* [EXERCISE] Return the number of lines in which the word "page" appears; add nothing else.

* [EXTRACTED RECORDS]

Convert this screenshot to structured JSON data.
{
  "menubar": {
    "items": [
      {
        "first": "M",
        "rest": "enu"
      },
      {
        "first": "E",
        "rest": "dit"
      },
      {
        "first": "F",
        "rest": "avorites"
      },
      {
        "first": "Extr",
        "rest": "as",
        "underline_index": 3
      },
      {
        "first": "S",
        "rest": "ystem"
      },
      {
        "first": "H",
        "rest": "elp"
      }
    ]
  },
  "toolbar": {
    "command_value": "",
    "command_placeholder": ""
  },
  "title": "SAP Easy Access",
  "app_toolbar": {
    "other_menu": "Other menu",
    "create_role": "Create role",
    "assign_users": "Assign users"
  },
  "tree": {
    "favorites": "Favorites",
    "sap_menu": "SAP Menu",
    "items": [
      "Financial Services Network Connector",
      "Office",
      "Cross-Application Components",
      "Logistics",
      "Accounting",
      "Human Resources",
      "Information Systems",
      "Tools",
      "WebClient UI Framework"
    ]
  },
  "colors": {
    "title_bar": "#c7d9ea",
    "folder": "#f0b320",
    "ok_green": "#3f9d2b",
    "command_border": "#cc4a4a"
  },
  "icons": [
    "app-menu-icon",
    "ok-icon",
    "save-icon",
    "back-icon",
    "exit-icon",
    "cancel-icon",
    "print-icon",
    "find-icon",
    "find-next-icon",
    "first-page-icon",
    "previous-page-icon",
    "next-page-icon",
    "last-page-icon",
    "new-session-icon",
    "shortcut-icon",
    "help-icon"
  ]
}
* * *
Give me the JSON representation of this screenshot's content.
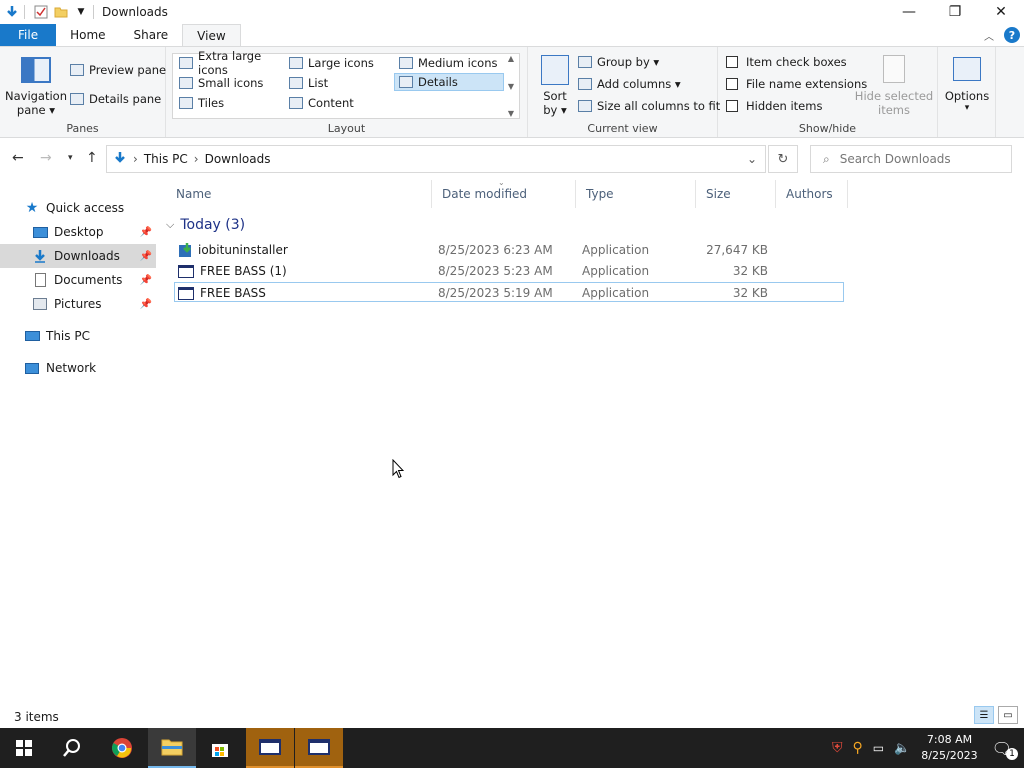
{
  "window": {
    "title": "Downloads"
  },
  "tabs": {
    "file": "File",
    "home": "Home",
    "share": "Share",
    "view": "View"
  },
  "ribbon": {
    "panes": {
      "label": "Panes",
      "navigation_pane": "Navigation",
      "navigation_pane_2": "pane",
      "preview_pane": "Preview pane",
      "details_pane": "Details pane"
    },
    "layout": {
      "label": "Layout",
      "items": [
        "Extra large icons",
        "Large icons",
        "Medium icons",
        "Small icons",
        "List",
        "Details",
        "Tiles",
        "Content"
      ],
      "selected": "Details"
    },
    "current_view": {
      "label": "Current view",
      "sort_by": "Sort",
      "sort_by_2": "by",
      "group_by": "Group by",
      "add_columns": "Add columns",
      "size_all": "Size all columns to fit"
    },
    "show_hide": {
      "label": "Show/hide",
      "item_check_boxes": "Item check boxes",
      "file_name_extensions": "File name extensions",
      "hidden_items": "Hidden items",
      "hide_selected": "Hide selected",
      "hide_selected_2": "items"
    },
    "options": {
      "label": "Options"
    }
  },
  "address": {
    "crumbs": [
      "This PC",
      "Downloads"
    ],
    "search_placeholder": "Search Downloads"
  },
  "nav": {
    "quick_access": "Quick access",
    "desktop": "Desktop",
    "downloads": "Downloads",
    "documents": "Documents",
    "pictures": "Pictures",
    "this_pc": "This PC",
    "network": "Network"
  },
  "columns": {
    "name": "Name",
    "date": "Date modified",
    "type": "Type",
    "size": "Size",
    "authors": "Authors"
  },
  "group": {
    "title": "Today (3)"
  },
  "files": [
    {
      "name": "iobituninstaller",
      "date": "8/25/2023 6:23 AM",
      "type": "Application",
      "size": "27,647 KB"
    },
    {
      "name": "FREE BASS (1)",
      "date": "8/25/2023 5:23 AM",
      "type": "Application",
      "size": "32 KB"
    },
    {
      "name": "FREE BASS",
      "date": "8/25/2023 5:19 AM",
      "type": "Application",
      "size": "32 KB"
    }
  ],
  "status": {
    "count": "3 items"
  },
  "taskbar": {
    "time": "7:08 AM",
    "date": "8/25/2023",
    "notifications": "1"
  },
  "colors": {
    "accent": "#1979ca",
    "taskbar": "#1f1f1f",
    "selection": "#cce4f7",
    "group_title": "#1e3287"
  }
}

* [THE REPLY] 4